◆ EXERCISE
Copy each line that holds "share".

◆ DATA SHOWN
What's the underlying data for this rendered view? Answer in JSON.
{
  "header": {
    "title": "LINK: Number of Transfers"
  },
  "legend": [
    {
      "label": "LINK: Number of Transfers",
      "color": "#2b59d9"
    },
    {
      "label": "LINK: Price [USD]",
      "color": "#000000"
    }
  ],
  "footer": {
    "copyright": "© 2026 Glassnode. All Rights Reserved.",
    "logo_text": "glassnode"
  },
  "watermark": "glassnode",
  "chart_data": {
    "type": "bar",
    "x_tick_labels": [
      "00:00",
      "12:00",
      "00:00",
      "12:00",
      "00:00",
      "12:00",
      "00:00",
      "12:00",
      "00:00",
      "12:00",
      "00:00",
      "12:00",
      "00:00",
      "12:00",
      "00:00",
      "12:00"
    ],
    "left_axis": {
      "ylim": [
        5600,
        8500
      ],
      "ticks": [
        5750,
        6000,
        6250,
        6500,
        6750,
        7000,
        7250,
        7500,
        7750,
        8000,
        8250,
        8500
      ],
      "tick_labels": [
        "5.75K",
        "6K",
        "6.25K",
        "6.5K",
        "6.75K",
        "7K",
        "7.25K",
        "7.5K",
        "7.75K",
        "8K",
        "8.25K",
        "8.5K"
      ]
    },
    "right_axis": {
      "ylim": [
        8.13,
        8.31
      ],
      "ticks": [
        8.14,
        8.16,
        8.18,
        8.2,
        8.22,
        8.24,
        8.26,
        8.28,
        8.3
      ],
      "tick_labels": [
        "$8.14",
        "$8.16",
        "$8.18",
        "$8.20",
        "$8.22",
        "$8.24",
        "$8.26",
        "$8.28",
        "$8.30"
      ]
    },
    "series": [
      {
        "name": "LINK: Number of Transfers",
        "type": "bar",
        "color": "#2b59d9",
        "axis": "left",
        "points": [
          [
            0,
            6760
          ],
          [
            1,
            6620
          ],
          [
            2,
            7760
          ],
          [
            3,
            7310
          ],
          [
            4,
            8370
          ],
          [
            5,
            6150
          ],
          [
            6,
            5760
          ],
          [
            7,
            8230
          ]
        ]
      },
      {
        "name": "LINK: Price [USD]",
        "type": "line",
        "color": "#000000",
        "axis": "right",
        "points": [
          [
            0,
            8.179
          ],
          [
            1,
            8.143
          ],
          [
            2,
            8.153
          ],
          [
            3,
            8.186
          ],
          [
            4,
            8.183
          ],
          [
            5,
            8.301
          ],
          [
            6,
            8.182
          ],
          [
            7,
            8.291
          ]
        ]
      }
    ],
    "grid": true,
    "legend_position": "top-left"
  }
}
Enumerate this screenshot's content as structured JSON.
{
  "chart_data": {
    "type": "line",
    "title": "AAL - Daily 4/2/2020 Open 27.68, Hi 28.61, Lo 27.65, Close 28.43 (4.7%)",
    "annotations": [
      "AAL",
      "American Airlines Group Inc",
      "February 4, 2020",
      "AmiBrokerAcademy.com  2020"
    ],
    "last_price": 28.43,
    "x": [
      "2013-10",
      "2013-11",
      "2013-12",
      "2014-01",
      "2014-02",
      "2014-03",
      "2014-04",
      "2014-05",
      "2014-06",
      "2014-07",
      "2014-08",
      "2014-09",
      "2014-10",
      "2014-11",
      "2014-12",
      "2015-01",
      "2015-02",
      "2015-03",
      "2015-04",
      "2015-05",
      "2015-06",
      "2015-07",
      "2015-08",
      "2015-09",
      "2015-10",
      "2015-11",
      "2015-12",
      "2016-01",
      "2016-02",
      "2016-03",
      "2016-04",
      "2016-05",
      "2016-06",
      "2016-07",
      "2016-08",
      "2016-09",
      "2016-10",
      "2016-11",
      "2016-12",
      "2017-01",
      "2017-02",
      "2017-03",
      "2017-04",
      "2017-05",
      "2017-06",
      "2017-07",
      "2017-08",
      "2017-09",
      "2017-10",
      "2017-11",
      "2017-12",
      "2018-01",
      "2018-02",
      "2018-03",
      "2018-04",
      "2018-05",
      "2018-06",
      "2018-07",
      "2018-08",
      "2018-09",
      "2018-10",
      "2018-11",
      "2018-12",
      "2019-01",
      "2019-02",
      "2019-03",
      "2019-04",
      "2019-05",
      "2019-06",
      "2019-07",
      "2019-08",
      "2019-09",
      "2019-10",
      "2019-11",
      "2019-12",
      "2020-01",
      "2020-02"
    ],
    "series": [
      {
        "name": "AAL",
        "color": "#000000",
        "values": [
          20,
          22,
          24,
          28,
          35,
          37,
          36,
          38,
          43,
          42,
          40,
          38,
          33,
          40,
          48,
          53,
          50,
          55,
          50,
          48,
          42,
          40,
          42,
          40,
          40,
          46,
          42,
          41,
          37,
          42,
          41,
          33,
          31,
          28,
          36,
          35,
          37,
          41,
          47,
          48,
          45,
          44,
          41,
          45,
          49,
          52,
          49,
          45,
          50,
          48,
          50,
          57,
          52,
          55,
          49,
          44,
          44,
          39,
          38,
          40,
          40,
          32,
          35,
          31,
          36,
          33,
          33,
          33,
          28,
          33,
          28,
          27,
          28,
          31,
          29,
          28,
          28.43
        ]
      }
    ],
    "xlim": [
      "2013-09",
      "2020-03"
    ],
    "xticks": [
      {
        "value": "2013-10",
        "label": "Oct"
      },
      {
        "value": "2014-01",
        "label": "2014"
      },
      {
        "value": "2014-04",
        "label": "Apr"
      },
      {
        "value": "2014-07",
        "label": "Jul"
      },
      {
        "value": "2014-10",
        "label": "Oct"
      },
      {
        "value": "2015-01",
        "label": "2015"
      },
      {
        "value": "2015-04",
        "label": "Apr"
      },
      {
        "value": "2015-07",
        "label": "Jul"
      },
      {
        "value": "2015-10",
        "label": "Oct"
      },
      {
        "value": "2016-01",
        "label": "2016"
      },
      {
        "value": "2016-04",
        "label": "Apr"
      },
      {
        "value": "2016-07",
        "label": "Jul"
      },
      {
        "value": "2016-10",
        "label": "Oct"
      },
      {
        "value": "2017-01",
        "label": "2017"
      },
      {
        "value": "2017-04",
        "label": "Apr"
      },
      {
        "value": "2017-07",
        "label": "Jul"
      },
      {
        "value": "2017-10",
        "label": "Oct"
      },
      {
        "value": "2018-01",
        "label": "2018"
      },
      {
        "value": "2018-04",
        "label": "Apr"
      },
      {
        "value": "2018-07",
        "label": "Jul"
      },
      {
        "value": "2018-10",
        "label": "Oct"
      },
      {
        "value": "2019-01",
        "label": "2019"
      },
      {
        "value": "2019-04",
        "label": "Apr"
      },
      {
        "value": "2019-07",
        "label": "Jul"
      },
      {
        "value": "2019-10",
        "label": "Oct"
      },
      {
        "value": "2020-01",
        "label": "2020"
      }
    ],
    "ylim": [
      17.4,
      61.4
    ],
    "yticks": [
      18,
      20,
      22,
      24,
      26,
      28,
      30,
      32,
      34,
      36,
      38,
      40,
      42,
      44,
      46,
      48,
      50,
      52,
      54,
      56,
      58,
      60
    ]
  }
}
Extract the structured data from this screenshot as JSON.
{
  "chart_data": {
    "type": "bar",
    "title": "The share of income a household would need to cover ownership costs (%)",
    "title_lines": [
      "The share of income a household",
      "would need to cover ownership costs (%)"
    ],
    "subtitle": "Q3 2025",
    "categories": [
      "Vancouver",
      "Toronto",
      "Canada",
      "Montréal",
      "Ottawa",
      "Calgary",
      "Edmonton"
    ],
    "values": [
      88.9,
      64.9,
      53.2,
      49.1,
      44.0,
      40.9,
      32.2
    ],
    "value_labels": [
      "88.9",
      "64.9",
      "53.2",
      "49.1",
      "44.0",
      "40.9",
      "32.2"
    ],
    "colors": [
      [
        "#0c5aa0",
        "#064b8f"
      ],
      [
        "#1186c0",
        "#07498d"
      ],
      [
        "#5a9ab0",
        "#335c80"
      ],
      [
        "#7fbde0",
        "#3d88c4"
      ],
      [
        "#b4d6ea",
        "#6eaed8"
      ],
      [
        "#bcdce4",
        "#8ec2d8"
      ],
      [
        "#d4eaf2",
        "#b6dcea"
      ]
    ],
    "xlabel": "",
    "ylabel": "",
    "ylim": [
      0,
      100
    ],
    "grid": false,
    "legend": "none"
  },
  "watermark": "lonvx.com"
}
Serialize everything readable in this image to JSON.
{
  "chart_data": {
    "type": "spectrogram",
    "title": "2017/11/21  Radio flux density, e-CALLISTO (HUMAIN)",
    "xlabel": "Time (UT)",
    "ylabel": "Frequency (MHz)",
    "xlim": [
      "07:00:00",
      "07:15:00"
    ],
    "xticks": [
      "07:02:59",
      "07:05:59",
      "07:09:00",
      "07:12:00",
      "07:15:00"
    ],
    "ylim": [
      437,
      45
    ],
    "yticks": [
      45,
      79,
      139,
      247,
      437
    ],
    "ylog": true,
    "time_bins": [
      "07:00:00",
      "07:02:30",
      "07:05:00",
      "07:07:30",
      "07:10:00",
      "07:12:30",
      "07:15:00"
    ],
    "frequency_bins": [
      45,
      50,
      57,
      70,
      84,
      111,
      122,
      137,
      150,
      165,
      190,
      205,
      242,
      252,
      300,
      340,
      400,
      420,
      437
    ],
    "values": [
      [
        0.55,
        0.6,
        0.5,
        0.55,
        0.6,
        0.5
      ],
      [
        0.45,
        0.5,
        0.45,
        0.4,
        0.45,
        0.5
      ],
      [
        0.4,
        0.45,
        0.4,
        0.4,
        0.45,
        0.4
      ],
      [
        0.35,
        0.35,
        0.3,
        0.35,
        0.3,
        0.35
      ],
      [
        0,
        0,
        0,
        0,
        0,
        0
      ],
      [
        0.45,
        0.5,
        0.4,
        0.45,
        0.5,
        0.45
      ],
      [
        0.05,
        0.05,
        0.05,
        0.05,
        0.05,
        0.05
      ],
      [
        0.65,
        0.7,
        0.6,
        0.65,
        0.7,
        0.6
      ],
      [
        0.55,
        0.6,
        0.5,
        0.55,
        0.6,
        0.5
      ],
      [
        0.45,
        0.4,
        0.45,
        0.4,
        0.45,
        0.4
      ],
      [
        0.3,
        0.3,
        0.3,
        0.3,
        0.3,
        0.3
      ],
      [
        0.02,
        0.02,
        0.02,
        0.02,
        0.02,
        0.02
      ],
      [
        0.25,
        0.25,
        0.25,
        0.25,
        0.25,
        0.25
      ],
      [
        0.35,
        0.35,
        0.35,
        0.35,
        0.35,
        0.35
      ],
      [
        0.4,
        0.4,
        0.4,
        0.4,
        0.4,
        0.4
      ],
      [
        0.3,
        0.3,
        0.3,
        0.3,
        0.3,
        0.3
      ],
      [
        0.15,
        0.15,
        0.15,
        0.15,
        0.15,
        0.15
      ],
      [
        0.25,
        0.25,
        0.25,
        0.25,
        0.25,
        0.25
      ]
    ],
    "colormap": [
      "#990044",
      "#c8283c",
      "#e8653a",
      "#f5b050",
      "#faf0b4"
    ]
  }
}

◆ RESULT OF THE TASK
    "title": "The share of income a household would need to cover ownership costs (%)",
      "The share of income a household",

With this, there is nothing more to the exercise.